> Records to process:
::::

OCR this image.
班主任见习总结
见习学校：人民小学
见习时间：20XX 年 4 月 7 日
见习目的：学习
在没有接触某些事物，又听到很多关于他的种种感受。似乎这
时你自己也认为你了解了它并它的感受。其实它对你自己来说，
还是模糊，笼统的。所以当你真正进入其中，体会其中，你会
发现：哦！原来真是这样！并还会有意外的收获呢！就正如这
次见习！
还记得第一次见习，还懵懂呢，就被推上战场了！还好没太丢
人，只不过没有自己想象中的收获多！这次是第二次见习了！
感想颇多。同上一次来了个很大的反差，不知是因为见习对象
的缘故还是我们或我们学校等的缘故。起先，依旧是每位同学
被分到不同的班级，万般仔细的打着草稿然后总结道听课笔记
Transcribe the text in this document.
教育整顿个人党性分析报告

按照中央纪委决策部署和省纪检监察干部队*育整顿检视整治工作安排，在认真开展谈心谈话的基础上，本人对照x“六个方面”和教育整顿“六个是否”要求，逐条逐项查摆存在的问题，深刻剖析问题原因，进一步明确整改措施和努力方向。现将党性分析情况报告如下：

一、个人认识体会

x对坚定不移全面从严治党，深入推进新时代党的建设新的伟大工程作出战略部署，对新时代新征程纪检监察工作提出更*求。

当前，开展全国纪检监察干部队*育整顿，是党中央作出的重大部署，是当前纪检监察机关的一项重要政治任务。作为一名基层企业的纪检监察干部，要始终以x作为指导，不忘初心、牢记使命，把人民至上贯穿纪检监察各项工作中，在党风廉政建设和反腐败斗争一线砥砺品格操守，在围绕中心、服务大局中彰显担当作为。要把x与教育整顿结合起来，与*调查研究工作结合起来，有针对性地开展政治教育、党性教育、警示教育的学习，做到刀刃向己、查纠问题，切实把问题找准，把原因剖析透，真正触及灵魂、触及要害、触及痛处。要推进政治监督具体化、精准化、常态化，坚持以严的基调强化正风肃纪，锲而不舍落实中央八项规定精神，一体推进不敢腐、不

::::

> Exercise goal:
Tally the lines of the listing above that include the word "this". Answer with the number alone.

> Exercise output:
2